* Obiettivo A:
Rispondi a queste domande sull'estratto dedicato ai campi profughi rohingya:
(i) In quale Paese è nato il fondatore dell'arsa?
(ii) In che data è stato assassinato Mohammad Salim?
(iii) Quale riscatto è stato pagato per il rilascio dei tre contadini liberati?

* Estratto del documento:
·····

Detto questo, ricordarsi di resistere, ma anche di vigilare.
È notizia recente che nei campi profughi rohingya in Bangladesh, soprattutto in quelli di Ukhia e Teknaf (nella zona di Cox’s Bazar dove in una trentina di campi vivono circa un milione e duecentomila rifugiati di religione musulmana), la milizia denominata arsa (Arakan Rohingya Salvation Army) agisce molto violentemente. Sia contro altri profughi rohingya, considerati dissidenti e oppositori, sia nei confronti degli abitanti del luogo (con sequestri a scopo di estorsione e saccheggi), una popolazione essenzialmente contadina e pacifica. Stando ai dati ufficiali, diffusi dalle forze dell’ordine, dal 2018 vi sarebbero almeno 120 casi di persone assassinate e oltre 200 sequestrate.
Una precisazione. L’arsa, nato come movimento indipendentista ma in seguito destinato a subire l’influenza del radicalismo islamico, si richiama all’Arakan (oggi denominato Stato Rakhine), una regione nell’ovest del Myanmar: abitata in prevalenza da rohingya, ma da cui in gran numero son dovuti fuggire a causa delle persecuzioni governative di natura settaria (etnica e religiosa). Non è poi irrilevante che il fondatore, Ataullah Abu Ammar Junjuni (nome di battaglia Hanz Tohar) sia nato in Pakistan. Così come altri esponenti, figli di rifugiati (quindi di seconda o terza generazione) che a migliaia si erano riversati in Pakistan vivendo in condizioni disagiate e precarie, sia dal punto di vista umanitario sia sanitario ed educativo.
Inoltre già da alcuni anni (almeno dal 2018) nei campi profughi si svolgerebbero attività di propaganda e reclutamento da parte del gruppo islamista Jamaat-ul-Mujahideen.
I fatti più recenti risalgono all’8 gennaio 2023 quando è stato assassinato Mohammad Salim. Invece un altro leader locale, Abdul Basar (dopo essere stato minacciato di fare la stessa fine del suo amico, Ahmad Rashid, ucciso recentemente) ha dovuto rifugiarsi in un luogo segreto. Risale invece a oltre un anno fa l’uccisione di un altro leader rohingya, Muhibullah.
Stando sempre ai rapporti ufficiali, le forze dell’ordine del Bangladesh non sarebbero in grado di agire efficacemente contro tale milizia che avrebbe le proprie basi, oltre che nel Myanmar, lungo la “Linea zero” (area di Tumbru) sul confine tra Bangladesh e Myanmar. Altre basi sarebbero nascoste nelle foreste di Teknaf.
L’arsa sarebbe in grado di autofinanziarsi con il contrabbando, soprattutto di oro, e il narcotraffico (vedi la “droga della pazzia”).
Nello stesso periodo di inizio anno, quattro contadini venivano sequestrati a Lechuaprang e – almeno finora – soltanto tre sono stati rilasciati dopo il pagamento di un riscatto di 600.000 taka (oltre 5000 euro). Per liberare anche l’ultimo veniva richiesto un milione di taka (9000 euro).
Ovviamente tutto questo non può far altro che alimentare l’ostilità delle popolazioni indigene nei confronti dei rifugiati. Molti dei quali comunque (a causa sia delle difficili condizioni in cui versano, sia per le prepotenze subite dall’arsa e da altri gruppi armati) vedrebbero favorevolmente un ritorno in Myanmar, nel Rakhine.
Significativo che le milizie si oppongano invece a tale soluzione. Temendo forse, qualora i campi profughi di svuotassero o comunque si ridimensionassero, di perdere una fonte di reddito e un potenziale “serbatoio” di aderenti.

·····

* Voci estratte:

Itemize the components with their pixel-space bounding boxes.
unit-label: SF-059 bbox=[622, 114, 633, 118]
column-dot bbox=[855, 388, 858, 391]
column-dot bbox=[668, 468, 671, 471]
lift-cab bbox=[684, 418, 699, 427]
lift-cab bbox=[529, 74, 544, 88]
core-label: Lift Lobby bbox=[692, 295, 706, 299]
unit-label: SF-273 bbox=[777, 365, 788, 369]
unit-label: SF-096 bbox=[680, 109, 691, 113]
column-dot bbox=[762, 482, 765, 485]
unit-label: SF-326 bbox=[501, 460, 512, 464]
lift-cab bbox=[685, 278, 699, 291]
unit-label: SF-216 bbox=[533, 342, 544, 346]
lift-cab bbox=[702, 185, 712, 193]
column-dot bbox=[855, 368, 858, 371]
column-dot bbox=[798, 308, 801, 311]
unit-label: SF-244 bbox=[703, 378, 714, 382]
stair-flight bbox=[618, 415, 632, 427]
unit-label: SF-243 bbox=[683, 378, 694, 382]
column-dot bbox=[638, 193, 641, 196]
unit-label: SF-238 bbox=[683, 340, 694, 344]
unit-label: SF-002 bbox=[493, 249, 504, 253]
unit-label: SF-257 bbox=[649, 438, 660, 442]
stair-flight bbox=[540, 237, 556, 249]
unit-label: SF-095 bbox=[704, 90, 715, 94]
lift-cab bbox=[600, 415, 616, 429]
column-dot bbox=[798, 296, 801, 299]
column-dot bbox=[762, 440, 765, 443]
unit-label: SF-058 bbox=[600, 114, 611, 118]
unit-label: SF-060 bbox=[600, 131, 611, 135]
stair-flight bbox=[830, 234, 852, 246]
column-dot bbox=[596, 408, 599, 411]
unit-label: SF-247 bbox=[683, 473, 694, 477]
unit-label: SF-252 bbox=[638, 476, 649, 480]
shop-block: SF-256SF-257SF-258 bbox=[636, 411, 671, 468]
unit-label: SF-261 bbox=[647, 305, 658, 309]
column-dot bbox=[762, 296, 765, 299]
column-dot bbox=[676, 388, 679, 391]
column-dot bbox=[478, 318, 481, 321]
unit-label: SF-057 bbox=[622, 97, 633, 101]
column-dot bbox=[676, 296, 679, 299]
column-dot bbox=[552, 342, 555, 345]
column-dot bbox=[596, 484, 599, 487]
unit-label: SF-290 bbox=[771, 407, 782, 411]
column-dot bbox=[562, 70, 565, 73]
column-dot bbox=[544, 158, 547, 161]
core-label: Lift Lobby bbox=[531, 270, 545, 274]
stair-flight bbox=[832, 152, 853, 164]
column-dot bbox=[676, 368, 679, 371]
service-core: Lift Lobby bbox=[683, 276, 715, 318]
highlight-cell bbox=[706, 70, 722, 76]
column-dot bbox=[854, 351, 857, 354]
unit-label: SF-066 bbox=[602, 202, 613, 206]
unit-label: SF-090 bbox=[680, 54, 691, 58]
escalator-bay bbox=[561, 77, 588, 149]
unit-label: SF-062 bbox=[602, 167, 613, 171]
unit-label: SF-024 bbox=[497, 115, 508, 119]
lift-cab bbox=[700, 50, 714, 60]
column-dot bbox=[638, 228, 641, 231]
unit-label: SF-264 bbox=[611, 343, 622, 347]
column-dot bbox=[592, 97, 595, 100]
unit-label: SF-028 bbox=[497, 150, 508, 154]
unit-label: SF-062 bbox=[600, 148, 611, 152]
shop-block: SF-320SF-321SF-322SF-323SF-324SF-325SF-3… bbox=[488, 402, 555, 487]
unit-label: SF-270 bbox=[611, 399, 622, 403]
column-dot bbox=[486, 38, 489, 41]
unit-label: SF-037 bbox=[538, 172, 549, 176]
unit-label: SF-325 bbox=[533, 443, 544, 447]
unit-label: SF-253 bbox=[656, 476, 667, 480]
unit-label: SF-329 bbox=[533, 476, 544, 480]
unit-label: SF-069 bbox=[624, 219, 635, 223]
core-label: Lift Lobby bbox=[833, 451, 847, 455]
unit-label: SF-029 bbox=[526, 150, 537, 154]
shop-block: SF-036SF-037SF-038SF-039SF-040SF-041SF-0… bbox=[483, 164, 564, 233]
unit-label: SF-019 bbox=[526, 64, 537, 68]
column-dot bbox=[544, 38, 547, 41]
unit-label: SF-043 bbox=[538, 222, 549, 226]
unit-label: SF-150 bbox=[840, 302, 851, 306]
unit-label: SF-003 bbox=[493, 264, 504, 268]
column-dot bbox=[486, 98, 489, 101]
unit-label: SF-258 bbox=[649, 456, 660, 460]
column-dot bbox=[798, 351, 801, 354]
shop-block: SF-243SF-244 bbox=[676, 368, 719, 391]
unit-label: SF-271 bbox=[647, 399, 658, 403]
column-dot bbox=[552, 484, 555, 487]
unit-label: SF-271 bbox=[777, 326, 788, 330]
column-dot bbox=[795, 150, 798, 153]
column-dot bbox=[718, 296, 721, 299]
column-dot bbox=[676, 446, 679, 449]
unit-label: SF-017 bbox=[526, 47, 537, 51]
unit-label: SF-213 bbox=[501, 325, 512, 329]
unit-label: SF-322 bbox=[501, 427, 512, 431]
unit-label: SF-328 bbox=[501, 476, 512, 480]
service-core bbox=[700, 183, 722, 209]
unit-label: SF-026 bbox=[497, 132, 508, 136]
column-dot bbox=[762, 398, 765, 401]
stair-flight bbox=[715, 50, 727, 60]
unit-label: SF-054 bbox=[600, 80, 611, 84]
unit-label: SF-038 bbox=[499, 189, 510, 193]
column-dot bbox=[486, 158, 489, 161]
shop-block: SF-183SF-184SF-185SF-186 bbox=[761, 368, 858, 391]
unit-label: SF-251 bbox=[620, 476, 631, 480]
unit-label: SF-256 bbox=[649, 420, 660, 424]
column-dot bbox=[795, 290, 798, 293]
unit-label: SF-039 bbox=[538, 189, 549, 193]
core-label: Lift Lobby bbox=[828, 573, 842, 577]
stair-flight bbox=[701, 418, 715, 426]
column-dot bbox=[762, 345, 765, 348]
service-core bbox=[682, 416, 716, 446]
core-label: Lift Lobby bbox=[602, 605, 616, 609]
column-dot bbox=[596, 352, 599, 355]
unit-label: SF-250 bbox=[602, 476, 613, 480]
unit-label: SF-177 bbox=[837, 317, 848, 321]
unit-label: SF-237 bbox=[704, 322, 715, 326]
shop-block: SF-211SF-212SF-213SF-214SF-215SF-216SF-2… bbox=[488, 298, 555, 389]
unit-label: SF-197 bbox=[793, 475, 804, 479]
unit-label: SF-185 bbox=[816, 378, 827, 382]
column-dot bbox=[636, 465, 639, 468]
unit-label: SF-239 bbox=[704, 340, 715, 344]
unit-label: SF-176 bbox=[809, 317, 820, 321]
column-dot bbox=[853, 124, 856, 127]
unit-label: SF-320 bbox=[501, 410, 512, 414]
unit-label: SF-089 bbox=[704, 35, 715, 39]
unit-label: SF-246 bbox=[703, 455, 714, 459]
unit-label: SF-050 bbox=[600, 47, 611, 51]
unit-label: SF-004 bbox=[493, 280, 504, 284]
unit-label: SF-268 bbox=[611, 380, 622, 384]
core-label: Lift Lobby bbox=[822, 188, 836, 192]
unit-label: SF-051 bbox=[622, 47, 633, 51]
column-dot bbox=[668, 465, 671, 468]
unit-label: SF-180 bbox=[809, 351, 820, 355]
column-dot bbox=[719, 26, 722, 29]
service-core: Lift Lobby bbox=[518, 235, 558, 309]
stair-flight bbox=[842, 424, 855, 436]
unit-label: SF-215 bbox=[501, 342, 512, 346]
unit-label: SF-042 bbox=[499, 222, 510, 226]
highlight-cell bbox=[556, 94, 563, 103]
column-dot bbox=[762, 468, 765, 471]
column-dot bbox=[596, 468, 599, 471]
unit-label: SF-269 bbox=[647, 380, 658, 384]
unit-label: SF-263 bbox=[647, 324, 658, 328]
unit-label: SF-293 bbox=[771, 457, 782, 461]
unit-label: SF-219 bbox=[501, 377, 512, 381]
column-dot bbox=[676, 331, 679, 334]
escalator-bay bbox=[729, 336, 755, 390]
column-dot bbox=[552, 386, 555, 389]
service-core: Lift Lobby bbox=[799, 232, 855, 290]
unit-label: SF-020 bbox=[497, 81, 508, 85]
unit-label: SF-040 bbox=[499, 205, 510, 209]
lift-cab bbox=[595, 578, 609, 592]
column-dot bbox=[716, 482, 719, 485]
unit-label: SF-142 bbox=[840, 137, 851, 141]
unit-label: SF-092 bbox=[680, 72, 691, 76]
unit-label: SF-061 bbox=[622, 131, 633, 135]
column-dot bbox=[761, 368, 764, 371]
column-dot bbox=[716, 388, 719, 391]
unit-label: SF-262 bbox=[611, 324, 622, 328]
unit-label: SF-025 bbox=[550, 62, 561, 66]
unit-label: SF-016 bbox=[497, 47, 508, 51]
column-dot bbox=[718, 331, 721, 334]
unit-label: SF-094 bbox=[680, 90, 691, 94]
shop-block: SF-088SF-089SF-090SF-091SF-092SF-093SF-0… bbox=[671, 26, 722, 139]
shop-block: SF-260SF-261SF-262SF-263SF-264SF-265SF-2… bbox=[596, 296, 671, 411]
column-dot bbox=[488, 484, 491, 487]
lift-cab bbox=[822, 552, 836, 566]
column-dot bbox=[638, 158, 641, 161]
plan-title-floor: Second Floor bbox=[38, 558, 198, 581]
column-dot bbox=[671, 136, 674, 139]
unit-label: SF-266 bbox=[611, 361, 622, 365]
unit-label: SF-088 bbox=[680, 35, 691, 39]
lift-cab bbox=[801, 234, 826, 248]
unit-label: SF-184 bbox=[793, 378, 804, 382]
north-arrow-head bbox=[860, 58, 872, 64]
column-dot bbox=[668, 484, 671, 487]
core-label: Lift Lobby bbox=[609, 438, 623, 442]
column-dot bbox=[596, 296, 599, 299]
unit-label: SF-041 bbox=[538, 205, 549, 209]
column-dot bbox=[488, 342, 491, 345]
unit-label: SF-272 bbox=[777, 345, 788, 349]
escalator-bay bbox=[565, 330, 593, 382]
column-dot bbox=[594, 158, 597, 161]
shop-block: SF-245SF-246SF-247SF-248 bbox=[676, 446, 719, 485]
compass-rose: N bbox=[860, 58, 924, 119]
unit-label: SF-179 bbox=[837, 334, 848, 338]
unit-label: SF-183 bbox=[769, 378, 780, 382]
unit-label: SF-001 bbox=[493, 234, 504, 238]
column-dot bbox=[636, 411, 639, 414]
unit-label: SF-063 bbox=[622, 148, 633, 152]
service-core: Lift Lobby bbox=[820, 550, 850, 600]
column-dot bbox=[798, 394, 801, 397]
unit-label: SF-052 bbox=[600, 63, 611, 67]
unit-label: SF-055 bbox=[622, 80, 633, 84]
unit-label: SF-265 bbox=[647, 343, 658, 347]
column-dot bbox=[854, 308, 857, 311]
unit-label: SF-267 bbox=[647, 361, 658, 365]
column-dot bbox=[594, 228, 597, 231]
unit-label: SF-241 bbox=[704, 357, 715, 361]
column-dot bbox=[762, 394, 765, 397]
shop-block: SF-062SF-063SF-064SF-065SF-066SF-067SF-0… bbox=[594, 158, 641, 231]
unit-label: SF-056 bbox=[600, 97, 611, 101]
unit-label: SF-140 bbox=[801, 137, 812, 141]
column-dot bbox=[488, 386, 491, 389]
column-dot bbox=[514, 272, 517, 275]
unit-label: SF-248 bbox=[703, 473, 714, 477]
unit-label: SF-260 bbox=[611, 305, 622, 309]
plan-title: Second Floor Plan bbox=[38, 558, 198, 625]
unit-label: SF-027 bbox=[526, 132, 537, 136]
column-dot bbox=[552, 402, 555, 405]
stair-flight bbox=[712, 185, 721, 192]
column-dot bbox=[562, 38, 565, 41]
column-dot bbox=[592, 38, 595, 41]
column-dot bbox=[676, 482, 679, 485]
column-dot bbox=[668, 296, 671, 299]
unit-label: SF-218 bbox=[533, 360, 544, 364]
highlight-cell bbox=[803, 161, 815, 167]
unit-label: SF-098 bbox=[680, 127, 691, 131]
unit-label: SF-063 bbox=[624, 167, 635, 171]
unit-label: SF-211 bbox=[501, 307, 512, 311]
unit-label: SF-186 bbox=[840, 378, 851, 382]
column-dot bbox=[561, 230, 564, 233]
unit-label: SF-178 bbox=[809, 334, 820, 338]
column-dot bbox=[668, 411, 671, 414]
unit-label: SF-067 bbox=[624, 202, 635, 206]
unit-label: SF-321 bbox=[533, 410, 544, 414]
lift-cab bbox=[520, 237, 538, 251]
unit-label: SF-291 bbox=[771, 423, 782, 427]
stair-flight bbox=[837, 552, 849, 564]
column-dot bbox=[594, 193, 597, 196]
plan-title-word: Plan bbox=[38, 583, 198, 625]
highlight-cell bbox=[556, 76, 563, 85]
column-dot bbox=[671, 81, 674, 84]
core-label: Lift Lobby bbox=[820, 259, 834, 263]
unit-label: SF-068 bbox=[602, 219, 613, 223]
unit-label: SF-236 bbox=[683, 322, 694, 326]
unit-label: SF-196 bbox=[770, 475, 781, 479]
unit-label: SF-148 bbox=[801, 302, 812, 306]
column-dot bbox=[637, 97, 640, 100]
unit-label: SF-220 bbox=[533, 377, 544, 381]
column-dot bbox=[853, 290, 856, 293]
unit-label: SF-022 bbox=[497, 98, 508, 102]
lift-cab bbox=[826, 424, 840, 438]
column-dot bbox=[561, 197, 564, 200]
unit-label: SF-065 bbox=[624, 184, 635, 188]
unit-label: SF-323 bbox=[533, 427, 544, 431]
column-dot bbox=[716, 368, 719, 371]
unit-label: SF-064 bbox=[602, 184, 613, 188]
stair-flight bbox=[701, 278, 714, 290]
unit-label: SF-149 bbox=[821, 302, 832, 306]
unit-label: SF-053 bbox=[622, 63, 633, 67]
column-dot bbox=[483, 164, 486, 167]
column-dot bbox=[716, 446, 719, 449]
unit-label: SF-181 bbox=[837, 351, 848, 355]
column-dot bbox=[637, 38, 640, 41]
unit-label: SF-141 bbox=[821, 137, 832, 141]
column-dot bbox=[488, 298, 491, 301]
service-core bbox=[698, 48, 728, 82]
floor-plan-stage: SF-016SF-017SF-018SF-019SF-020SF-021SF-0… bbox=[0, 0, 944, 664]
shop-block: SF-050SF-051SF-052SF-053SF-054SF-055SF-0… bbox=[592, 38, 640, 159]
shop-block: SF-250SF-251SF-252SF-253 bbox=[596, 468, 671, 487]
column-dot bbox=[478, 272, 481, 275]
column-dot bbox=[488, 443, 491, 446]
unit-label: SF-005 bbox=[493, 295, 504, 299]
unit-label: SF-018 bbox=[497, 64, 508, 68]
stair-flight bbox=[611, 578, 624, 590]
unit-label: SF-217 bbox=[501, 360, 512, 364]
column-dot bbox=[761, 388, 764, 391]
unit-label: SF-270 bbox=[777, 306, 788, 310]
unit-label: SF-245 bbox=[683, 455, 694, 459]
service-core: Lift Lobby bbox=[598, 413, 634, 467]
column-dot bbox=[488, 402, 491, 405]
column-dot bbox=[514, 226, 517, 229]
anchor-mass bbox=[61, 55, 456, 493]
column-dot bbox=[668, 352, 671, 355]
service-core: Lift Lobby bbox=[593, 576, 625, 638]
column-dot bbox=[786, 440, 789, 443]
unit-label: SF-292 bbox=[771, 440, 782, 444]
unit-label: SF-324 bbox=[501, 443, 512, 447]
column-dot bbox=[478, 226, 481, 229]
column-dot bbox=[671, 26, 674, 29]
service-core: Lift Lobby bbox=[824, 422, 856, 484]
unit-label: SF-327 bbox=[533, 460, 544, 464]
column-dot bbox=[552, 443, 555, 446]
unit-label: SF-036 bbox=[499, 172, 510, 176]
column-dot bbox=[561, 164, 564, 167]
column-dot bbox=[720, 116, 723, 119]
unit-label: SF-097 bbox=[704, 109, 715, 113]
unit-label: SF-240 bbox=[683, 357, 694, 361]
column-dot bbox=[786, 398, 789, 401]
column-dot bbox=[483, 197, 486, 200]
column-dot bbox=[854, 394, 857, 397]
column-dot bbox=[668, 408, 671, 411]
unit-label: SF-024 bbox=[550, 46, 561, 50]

·····

* Obiettivo B: Restituisci per favore, identiche, le righe (non l'estratto) a partire dalla prima riga fino alla riga che contiene "column-dot bbox=[638, 193, 641, 196]", entrambe incluse.

* Soluzione A:
(i) In Pakistan.
(ii) L'8 gennaio 2023.
(iii) 600.000 taka (oltre 5000 euro).

* Soluzione B:
Itemize the components with their pixel-space bounding boxes.
unit-label: SF-059 bbox=[622, 114, 633, 118]
column-dot bbox=[855, 388, 858, 391]
column-dot bbox=[668, 468, 671, 471]
lift-cab bbox=[684, 418, 699, 427]
lift-cab bbox=[529, 74, 544, 88]
core-label: Lift Lobby bbox=[692, 295, 706, 299]
unit-label: SF-273 bbox=[777, 365, 788, 369]
unit-label: SF-096 bbox=[680, 109, 691, 113]
column-dot bbox=[762, 482, 765, 485]
unit-label: SF-326 bbox=[501, 460, 512, 464]
lift-cab bbox=[685, 278, 699, 291]
unit-label: SF-216 bbox=[533, 342, 544, 346]
lift-cab bbox=[702, 185, 712, 193]
column-dot bbox=[855, 368, 858, 371]
column-dot bbox=[798, 308, 801, 311]
unit-label: SF-244 bbox=[703, 378, 714, 382]
stair-flight bbox=[618, 415, 632, 427]
unit-label: SF-243 bbox=[683, 378, 694, 382]
column-dot bbox=[638, 193, 641, 196]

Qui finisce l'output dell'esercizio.